Could you reproduce the following lines word for word, leaving out the pictures?

Dataset items:
==========

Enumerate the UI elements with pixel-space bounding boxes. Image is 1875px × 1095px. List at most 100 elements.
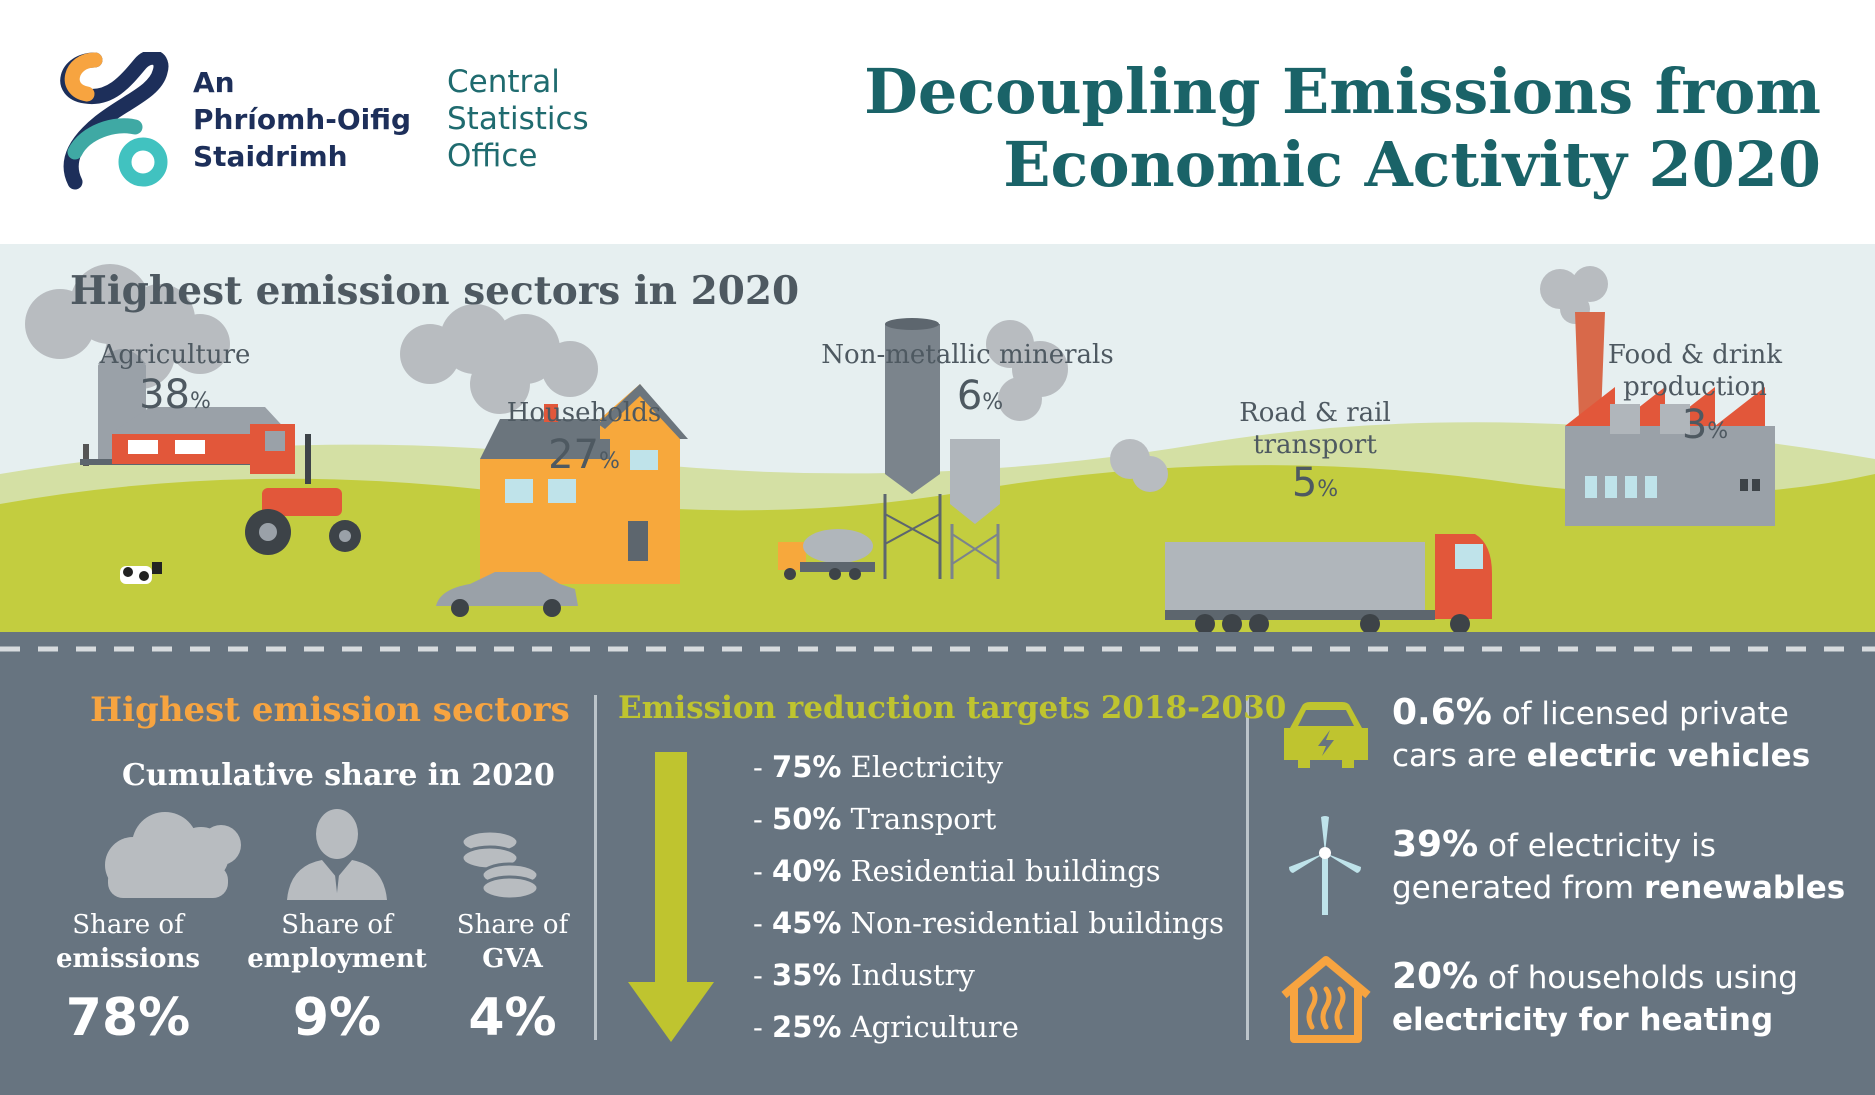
- car-illustration: [436, 572, 578, 617]
- share-value-employment: 9%: [292, 988, 382, 1048]
- target-prefix: -: [753, 802, 773, 836]
- fact-text: cars are: [1392, 738, 1527, 774]
- target-percent: 50%: [772, 802, 842, 836]
- fact-line: 39% of electricity is: [1392, 824, 1845, 867]
- fact-text: of electricity is: [1478, 828, 1716, 864]
- target-percent: 75%: [772, 750, 842, 784]
- target-label: Industry: [841, 958, 975, 992]
- page-title: Decoupling Emissions from Economic Activ…: [864, 55, 1821, 201]
- logo-irish-line: An: [193, 66, 235, 99]
- sector-value-number: 27: [548, 432, 599, 478]
- target-prefix: -: [753, 906, 773, 940]
- target-item: - 40% Residential buildings: [753, 854, 1161, 888]
- smoke-cloud-icon: [986, 320, 1068, 421]
- smoke-cloud-icon: [400, 304, 598, 414]
- cement-silo-illustration: [883, 318, 1000, 579]
- fact-line: electricity for heating: [1392, 999, 1798, 1041]
- sector-value-number: 6: [956, 373, 983, 419]
- heated-house-icon: [1281, 956, 1371, 1043]
- sector-value-unit: %: [1707, 419, 1729, 444]
- share-value-emissions: 78%: [65, 988, 191, 1048]
- share-label-line: Share of: [456, 910, 569, 940]
- logo-irish-line: Phríomh-Oifig: [193, 103, 412, 136]
- share-label-employment: Share of employment: [232, 908, 442, 976]
- target-prefix: -: [753, 854, 773, 888]
- road-dashes: [0, 646, 1875, 652]
- fact-figure: 20%: [1392, 956, 1479, 997]
- sector-value-food-drink: 3%: [1665, 402, 1745, 448]
- coins-icon: [460, 830, 540, 900]
- sector-value-unit: %: [982, 390, 1004, 415]
- sector-value-non-metallic-minerals: 6%: [940, 373, 1020, 419]
- sector-name-line: transport: [1253, 430, 1377, 460]
- fact-line: generated from renewables: [1392, 867, 1845, 909]
- electric-car-icon: [1284, 702, 1368, 768]
- cement-truck-illustration: [778, 529, 875, 580]
- cumulative-subheading: Cumulative share in 2020: [122, 758, 555, 793]
- truck-illustration: [1165, 534, 1492, 632]
- sector-value-road-rail-transport: 5%: [1275, 460, 1355, 506]
- factory-illustration: [1565, 312, 1775, 526]
- target-prefix: -: [753, 1010, 773, 1044]
- target-percent: 35%: [772, 958, 842, 992]
- sector-name-households: Households: [506, 398, 662, 428]
- fact-text: of licensed private: [1491, 696, 1789, 732]
- fact-line: cars are electric vehicles: [1392, 735, 1810, 777]
- fact-figure: 39%: [1392, 824, 1479, 865]
- sector-value-agriculture: 38%: [75, 372, 275, 418]
- target-percent: 25%: [772, 1010, 842, 1044]
- person-icon: [287, 809, 387, 900]
- share-label-line: Share of: [281, 910, 393, 940]
- fact-electric-heating: 20% of households using electricity for …: [1392, 956, 1798, 1041]
- target-prefix: -: [753, 750, 773, 784]
- share-label-line: employment: [247, 944, 427, 974]
- share-label-emissions: Share of emissions: [48, 908, 208, 976]
- target-item: - 50% Transport: [753, 802, 996, 836]
- target-item: - 35% Industry: [753, 958, 975, 992]
- fact-bold-text: electric vehicles: [1526, 738, 1811, 774]
- target-percent: 40%: [772, 854, 842, 888]
- logo-english-line: Central: [447, 64, 560, 100]
- sector-name-line: production: [1623, 372, 1767, 402]
- share-label-line: GVA: [482, 944, 543, 974]
- house-illustration: [480, 384, 688, 584]
- target-percent: 45%: [772, 906, 842, 940]
- down-arrow-icon: [628, 752, 714, 1042]
- fact-line: 20% of households using: [1392, 956, 1798, 999]
- landscape-illustration: [0, 264, 1875, 632]
- smoke-cloud-icon: [25, 264, 230, 389]
- target-label: Transport: [841, 802, 997, 836]
- scene-title: Highest emission sectors in 2020: [70, 268, 800, 314]
- sector-value-number: 3: [1681, 402, 1708, 448]
- target-label: Electricity: [841, 750, 1003, 784]
- logo-irish-line: Staidrimh: [193, 140, 348, 173]
- target-label: Agriculture: [841, 1010, 1019, 1044]
- sector-value-unit: %: [190, 389, 211, 414]
- logo-english-name: Central Statistics Office: [447, 64, 589, 175]
- sector-name-line: Road & rail: [1239, 398, 1391, 428]
- farm-illustration: [80, 349, 361, 584]
- fact-line: 0.6% of licensed private: [1392, 692, 1810, 735]
- share-label-gva: Share of GVA: [445, 908, 580, 976]
- target-prefix: -: [753, 958, 773, 992]
- title-line: Economic Activity 2020: [1003, 128, 1821, 201]
- sector-scene: [0, 244, 1875, 632]
- column-divider: [594, 695, 597, 1040]
- target-label: Residential buildings: [841, 854, 1161, 888]
- logo-irish-name: An Phríomh-Oifig Staidrimh: [193, 64, 411, 175]
- target-label: Non-residential buildings: [841, 906, 1225, 940]
- target-item: - 25% Agriculture: [753, 1010, 1019, 1044]
- smoke-cloud-icon: [1110, 439, 1168, 492]
- logo-english-line: Office: [447, 138, 538, 174]
- wind-turbine-icon: [1289, 816, 1361, 915]
- fact-bold-text: electricity for heating: [1392, 1002, 1774, 1038]
- title-line: Decoupling Emissions from: [864, 55, 1821, 128]
- fact-text: generated from: [1392, 870, 1644, 906]
- fact-bold-text: renewables: [1643, 870, 1846, 906]
- fact-electric-vehicles: 0.6% of licensed private cars are electr…: [1392, 692, 1810, 777]
- target-item: - 45% Non-residential buildings: [753, 906, 1224, 940]
- sector-name-road-rail-transport: Road & rail transport: [1215, 397, 1415, 461]
- sector-name-food-drink: Food & drink production: [1595, 339, 1795, 403]
- column-divider: [1246, 695, 1249, 1040]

==========

- **Correct result**:
Enumerate the UI elements with pixel-space bounding boxes. Image is 1875px × 1095px. List at most 100 elements.
- car-illustration: [436, 572, 578, 617]
- share-value-employment: 9%: [292, 988, 382, 1048]
- target-prefix: -: [753, 802, 773, 836]
- fact-text: cars are: [1392, 738, 1527, 774]
- target-percent: 50%: [772, 802, 842, 836]
- fact-line: 39% of electricity is: [1392, 824, 1845, 867]
- fact-text: of electricity is: [1478, 828, 1716, 864]
- target-percent: 75%: [772, 750, 842, 784]
- target-label: Industry: [841, 958, 975, 992]
- page-title: Decoupling Emissions from Economic Activ…: [864, 55, 1821, 201]
- logo-irish-line: An: [193, 66, 235, 99]
- sector-value-number: 27: [548, 432, 599, 478]
- target-prefix: -: [753, 906, 773, 940]
- target-item: - 40% Residential buildings: [753, 854, 1161, 888]
- smoke-cloud-icon: [986, 320, 1068, 421]
- smoke-cloud-icon: [400, 304, 598, 414]
- cement-silo-illustration: [883, 318, 1000, 579]
- fact-line: electricity for heating: [1392, 999, 1798, 1041]
- sector-value-number: 6: [956, 373, 983, 419]
- heated-house-icon: [1281, 956, 1371, 1043]
- sector-value-unit: %: [1707, 419, 1729, 444]
- share-value-emissions: 78%: [65, 988, 191, 1048]
- share-label-line: Share of: [456, 910, 569, 940]
- logo-irish-line: Phríomh-Oifig: [193, 103, 412, 136]
- share-label-employment: Share of employment: [232, 908, 442, 976]
- target-prefix: -: [753, 854, 773, 888]
- road-dashes: [0, 646, 1875, 652]
- fact-figure: 20%: [1392, 956, 1479, 997]
- sector-value-food-drink: 3%: [1665, 402, 1745, 448]
- coins-icon: [460, 830, 540, 900]
- sector-value-unit: %: [982, 390, 1004, 415]
- sector-value-non-metallic-minerals: 6%: [940, 373, 1020, 419]
- sector-name-line: transport: [1253, 430, 1377, 460]
- fact-line: generated from renewables: [1392, 867, 1845, 909]
- electric-car-icon: [1284, 702, 1368, 768]
- cement-truck-illustration: [778, 529, 875, 580]
- cumulative-subheading: Cumulative share in 2020: [122, 758, 555, 793]
- truck-illustration: [1165, 534, 1492, 632]
- sector-value-road-rail-transport: 5%: [1275, 460, 1355, 506]
- factory-illustration: [1565, 312, 1775, 526]
- target-prefix: -: [753, 1010, 773, 1044]
- target-percent: 35%: [772, 958, 842, 992]
- sector-name-households: Households: [506, 398, 662, 428]
- fact-text: of licensed private: [1491, 696, 1789, 732]
- fact-line: cars are electric vehicles: [1392, 735, 1810, 777]
- fact-figure: 39%: [1392, 824, 1479, 865]
- sector-value-agriculture: 38%: [75, 372, 275, 418]
- target-percent: 25%: [772, 1010, 842, 1044]
- person-icon: [287, 809, 387, 900]
- share-label-line: Share of: [281, 910, 393, 940]
- fact-electric-heating: 20% of households using electricity for …: [1392, 956, 1798, 1041]
- target-prefix: -: [753, 750, 773, 784]
- share-label-line: employment: [247, 944, 427, 974]
- share-label-emissions: Share of emissions: [48, 908, 208, 976]
- target-item: - 50% Transport: [753, 802, 996, 836]
- target-item: - 35% Industry: [753, 958, 975, 992]
- fact-bold-text: electric vehicles: [1526, 738, 1811, 774]
- target-percent: 40%: [772, 854, 842, 888]
- logo-english-line: Central: [447, 64, 560, 100]
- sector-name-line: production: [1623, 372, 1767, 402]
- share-label-line: GVA: [482, 944, 543, 974]
- house-illustration: [480, 384, 688, 584]
- target-percent: 45%: [772, 906, 842, 940]
- down-arrow-icon: [628, 752, 714, 1042]
- fact-line: 20% of households using: [1392, 956, 1798, 999]
- landscape-illustration: [0, 264, 1875, 632]
- smoke-cloud-icon: [25, 264, 230, 389]
- target-label: Transport: [841, 802, 997, 836]
- scene-title: Highest emission sectors in 2020: [70, 268, 800, 314]
- sector-value-number: 3: [1681, 402, 1708, 448]
- target-label: Electricity: [841, 750, 1003, 784]
- logo-irish-line: Staidrimh: [193, 140, 348, 173]
- target-label: Agriculture: [841, 1010, 1019, 1044]
- sector-value-unit: %: [190, 389, 211, 414]
- logo-english-name: Central Statistics Office: [447, 64, 589, 175]
- sector-name-line: Road & rail: [1239, 398, 1391, 428]
- farm-illustration: [80, 349, 361, 584]
- fact-line: 0.6% of licensed private: [1392, 692, 1810, 735]
- share-label-gva: Share of GVA: [445, 908, 580, 976]
- target-prefix: -: [753, 958, 773, 992]
- title-line: Economic Activity 2020: [1003, 128, 1821, 201]
- sector-scene: [0, 244, 1875, 632]
- column-divider: [594, 695, 597, 1040]
- target-label: Residential buildings: [841, 854, 1161, 888]
- logo-irish-name: An Phríomh-Oifig Staidrimh: [193, 64, 411, 175]
- target-label: Non-residential buildings: [841, 906, 1225, 940]
- target-item: - 25% Agriculture: [753, 1010, 1019, 1044]
- smoke-cloud-icon: [1110, 439, 1168, 492]
- logo-english-line: Office: [447, 138, 538, 174]
- wind-turbine-icon: [1289, 816, 1361, 915]
- fact-bold-text: electricity for heating: [1392, 1002, 1774, 1038]
- title-line: Decoupling Emissions from: [864, 55, 1821, 128]
- fact-text: generated from: [1392, 870, 1644, 906]
- fact-bold-text: renewables: [1643, 870, 1846, 906]
- fact-electric-vehicles: 0.6% of licensed private cars are electr…: [1392, 692, 1810, 777]
- target-item: - 45% Non-residential buildings: [753, 906, 1224, 940]
- sector-name-road-rail-transport: Road & rail transport: [1215, 397, 1415, 461]
- sector-name-food-drink: Food & drink production: [1595, 339, 1795, 403]
- column-divider: [1246, 695, 1249, 1040]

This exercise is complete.